> **DESCRIPTION OF THE TASK**:
Find all lines in the records that include the word "Rossby", and copy them out.

> **Excerpt from a dataset**:
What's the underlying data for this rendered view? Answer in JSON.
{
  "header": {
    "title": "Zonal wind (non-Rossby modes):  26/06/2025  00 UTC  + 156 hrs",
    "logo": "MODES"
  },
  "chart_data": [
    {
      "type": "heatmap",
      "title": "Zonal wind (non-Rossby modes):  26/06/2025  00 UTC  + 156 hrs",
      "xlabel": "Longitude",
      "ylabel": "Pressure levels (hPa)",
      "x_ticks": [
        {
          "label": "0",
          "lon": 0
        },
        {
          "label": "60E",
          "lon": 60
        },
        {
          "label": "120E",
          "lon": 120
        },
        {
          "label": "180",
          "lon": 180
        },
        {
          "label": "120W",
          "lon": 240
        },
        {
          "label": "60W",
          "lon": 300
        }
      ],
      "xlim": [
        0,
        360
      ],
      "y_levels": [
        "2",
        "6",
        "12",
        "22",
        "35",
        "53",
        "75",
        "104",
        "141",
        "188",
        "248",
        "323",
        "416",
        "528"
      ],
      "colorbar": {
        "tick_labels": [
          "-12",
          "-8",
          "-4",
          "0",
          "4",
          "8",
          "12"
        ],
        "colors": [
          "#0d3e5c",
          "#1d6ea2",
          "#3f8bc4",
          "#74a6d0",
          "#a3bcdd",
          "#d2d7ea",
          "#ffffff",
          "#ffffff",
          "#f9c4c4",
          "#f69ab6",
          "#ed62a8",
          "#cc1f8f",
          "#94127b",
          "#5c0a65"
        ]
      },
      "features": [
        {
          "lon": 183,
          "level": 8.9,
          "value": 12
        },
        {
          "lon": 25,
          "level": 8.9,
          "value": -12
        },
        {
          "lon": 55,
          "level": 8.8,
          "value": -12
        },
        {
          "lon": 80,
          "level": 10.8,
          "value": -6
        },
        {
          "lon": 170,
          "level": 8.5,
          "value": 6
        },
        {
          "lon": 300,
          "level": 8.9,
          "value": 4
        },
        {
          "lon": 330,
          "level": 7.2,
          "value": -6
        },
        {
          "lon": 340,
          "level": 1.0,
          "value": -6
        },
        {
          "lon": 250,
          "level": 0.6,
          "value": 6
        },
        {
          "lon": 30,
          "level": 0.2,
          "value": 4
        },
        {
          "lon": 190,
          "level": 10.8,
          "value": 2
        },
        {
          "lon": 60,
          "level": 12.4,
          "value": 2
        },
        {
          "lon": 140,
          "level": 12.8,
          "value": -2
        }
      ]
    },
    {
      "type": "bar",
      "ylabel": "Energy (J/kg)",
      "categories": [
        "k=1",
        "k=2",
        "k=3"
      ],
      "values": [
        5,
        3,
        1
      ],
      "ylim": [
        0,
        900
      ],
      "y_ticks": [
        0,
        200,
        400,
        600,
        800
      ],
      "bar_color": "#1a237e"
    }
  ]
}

> **EXPECTED ANSWER**:
    "title": "Zonal wind (non-Rossby modes):  26/06/2025  00 UTC  + 156 hrs",
      "title": "Zonal wind (non-Rossby modes):  26/06/2025  00 UTC  + 156 hrs",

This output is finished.